TASK:
Write the material out again in full, word for word. Do not include the pictures.

-- begin MATERIAL FOR THIS TASK --

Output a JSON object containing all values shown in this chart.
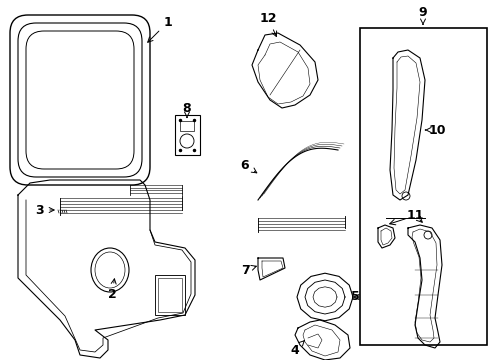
{
  "bg_color": "#ffffff",
  "line_color": "#000000",
  "fig_w": 4.89,
  "fig_h": 3.6,
  "dpi": 100
}
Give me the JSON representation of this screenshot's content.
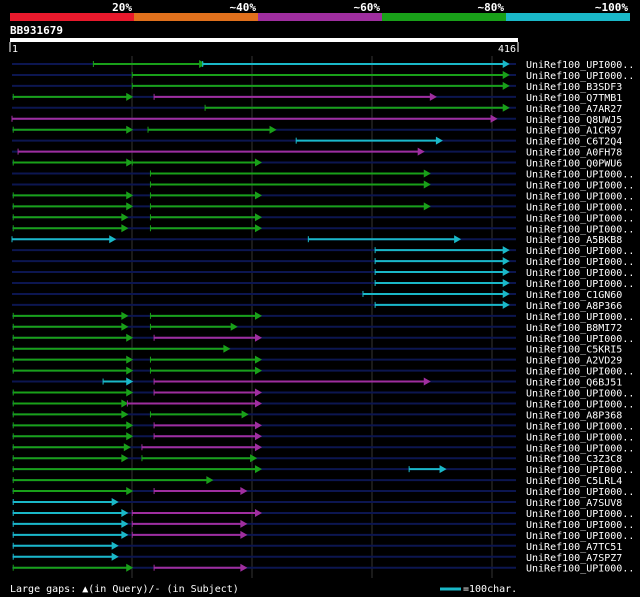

-- end MATERIAL FOR THIS TASK --

OUTPUT OF THE EXERCISE:
Output a JSON object containing all values shown in this chart.
{
  "bg_color": "#ffffff",
  "line_color": "#000000",
  "fig_w": 4.89,
  "fig_h": 3.6,
  "dpi": 100
}
Give me the JSON representation of this screenshot's content.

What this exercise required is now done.